Исходный текст:
▼▼▼
После всего этого Уоллес зарекомендовал себя выдающимся специалистом в сфере аграрной политики и заставил говорить о себе как о возможном будущем напарнике ФДР. Тем более, что в Кабинете он стал едва ли не «правой рукой» ФДР или «помощником президента». В 1940 г. Рузвельт действительно выдвинул Уоллеса в вице-президенты США, и вместе они были избраны. На этом этапе деятельность «главного либерала в правительстве» вышла на международный уровень – Уоллес стал курировать отношения с союзниками США в войне, он стал заниматься организацией военной промышленности в качестве председателя Совета по военной экономике (BEW) и Совета по приоритетам и распределению поставок (SPAB).
Рос и политический вес вице-президента. 8 мая 1942 г. в Нью-Йорке он произнес свою самую знаменитую речь – «Век простого человека», ставшую манифестом американского либерализма
. Войну с нацизмом он определил как идеологическую – войну за свободу во всем мире, войну между свободными странами (куда отнес, к слову, и СССР) и «странами рабства». С Германией и ее сателлитами он призвал «беспощадно бороться до полной победы». «Победа в войне должна обеспечить новый день для любителей свободы повсюду на этой земле». После победы, по его мнению, в мире должен был настать «век демократий, век простого человека». Идея демократии, согласно Уоллесу в той речи, должна обязательно воплощаться через социальную справедливость. Именно идеями социальной справедливости руководствовались все великие революции Нового времени, начиная от Американской в 1776 г., заканчивая Русской в 1917 г. Через революции лежит «путь к свету», когда «многие простые люди научились думать и работать вместе». «Народная революция нацелена на мир, а не на насилие, но если права обычного человека нарушаются, это высвобождает ярость медведицы, потерявшей детеныша», – сурово предупреждал Уоллес.
В своем либерализме он шел дальше самого Рузвельта, говоря, что провозглашенные президентом в его послании Конгрессу 6 января 1941 г. знаменитые «четыре свободы» являются ядром не иначе как… революции! «Некоторые говорили об «Американском веке». Я говорю, что век, в который мы вступаем, – век, который возникнет после этой войны, – может быть, и должен быть веком простого человека, – восклицал Уоллес. – Придет время мира, и гражданин снова будет обязан; на потребителя возложена обязанность – высшая обязанность пожертвовать меньшим ради большего – ради интересов общего благосостояния. <…> Не может быть привилегированных народов».
▲▲▲
Извлеченные записи:
▼▼▼
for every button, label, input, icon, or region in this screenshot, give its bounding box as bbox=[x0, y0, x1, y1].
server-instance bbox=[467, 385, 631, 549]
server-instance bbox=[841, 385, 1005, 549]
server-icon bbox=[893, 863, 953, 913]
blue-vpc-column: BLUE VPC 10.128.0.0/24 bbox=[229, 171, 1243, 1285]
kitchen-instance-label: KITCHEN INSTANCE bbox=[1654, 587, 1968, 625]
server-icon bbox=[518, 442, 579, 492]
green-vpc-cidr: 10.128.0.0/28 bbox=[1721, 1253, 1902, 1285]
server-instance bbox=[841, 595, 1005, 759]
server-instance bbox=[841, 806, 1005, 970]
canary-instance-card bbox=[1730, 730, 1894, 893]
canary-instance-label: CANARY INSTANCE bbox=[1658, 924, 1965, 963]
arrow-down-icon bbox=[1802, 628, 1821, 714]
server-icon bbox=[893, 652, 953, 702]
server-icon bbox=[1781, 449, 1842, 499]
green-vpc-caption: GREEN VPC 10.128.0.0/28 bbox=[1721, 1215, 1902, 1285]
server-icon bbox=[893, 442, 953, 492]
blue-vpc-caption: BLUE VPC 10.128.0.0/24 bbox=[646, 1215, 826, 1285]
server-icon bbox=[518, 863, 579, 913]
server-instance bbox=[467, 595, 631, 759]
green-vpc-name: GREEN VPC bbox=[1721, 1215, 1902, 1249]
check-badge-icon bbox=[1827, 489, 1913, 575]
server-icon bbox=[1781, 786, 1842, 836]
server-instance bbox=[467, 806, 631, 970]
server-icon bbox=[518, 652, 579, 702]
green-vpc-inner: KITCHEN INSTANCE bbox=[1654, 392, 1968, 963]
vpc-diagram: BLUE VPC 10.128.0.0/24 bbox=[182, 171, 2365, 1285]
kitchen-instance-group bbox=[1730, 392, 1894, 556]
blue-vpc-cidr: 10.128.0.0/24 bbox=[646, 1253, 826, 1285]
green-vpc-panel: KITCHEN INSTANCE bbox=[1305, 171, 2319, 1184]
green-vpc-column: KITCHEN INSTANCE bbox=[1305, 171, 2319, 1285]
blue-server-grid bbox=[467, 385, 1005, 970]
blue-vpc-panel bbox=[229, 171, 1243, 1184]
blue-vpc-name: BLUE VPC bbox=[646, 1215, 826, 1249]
▲▲▲
Задания для выполнения:
**a.** Когда и где, согласно тексту об Уоллесе, он произнес речь «Век простого человека»?
**b.** Напишите продолжение текста об Уоллесе, начиная сразу после его последнего предложения.
Записи — это отдельный материал.

Ответы по заданиям:
**a.** 8 мая 1942 г. в Нью-Йорке.

**b.**
Вскоре он с дипломатическими поручениями от ФДР объездил Центральную и Южную Америку, где выступал перед публикой на испанском языке, имея большой успех. При этом историк Артур Шлезингер как-то назвал Уоллеса «лучшим секретарем сельского хозяйства в стране», но одновременно и… «неисправимо наивным политиком»
. Вокруг фигуры вице-президента закрадывалось противоречие, сказывавшееся уже в те годы, во время войны. В мае 1944 г. ФДР отправил Уоллеса как своего эмиссара в огромный тур по Советскому Союзу и Китаю. И надо сказать, что приезд из СССР подмочил репутацию вице-президента, но и одновременно в преддверии выборов заставил всерьез заволноваться правых. По словам Уоллеса, побывав в самых зловещих на тот момент местах Советского Союза, в Магадане и на Колыме, он «не увидел там каких-либо ужасов рабского труда». Наоборот, у него сложилось впечатление, что вся работа там (по крайней мере, в тех из немногих лагерей, которые ему показывали советские власти) выполняется… «добровольно». Более того, он был сам настолько впечатлен одним трудовым лагерем в Магадане, что сравнил его с некоторыми учреждениями Рузвельта, и описав тот магаданский лагерь как… «смесь Управления ресурсами Долины Теннесси и Компании Гудзонова залива»
. Последнее высказывание уже тогда вызвало у американской общественности немало недоумения. Тем больше недоумения оно вызывает сегодня, когда доступным стал большой объем информации о системе советских исправительно-трудовых лагерей – ГУЛАГе, и с каждым годом информации о чудовищных преступлениях, творившихся там, становится все больше. В общем, Уоллес остался под таким впечатлением от теплого приема, оказанного ему в Советском Союзе, что стал даже с почтением отзываться о Сталине и всей советской системе, подобно другим представителям левой западной интеллигенции, наивно восторгавшихся политикой советского руководства на фоне страшного голода 1930-х годов и «Московских процессов над оппозицией»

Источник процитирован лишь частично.